# [Problem details]
Look for the string "this" and copy every line that has it.

# [Extracted records]
====

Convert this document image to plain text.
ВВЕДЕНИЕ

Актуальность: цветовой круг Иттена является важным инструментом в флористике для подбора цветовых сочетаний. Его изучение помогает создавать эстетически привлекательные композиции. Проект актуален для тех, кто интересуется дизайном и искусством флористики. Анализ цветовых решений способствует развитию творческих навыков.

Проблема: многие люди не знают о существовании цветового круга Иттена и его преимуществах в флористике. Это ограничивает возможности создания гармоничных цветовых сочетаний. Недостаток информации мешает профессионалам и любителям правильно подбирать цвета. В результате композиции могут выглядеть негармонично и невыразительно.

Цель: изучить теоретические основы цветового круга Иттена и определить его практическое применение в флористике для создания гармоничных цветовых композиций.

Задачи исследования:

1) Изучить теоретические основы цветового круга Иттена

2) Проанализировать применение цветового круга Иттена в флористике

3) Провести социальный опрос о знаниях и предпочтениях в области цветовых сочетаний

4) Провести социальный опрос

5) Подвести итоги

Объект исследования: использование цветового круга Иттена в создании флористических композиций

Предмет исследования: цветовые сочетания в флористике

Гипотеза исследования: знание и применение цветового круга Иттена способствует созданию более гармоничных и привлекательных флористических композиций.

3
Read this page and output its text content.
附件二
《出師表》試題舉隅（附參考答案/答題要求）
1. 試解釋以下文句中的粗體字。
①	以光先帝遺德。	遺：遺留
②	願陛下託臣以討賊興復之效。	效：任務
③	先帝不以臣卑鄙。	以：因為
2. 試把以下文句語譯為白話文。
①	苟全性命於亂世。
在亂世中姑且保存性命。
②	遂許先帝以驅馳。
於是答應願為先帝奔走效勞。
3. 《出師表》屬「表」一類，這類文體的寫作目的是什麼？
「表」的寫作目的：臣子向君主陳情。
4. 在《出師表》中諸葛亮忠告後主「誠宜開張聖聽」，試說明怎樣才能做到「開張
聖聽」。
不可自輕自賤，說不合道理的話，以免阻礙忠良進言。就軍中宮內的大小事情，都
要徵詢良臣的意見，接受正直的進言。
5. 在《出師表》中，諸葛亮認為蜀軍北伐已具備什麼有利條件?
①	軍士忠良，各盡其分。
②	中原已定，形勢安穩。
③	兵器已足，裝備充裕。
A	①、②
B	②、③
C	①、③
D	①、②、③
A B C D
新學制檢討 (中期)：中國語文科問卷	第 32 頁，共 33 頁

====

# [Worked solution]
Convert this document image to plain text.
Read this page and output its text content.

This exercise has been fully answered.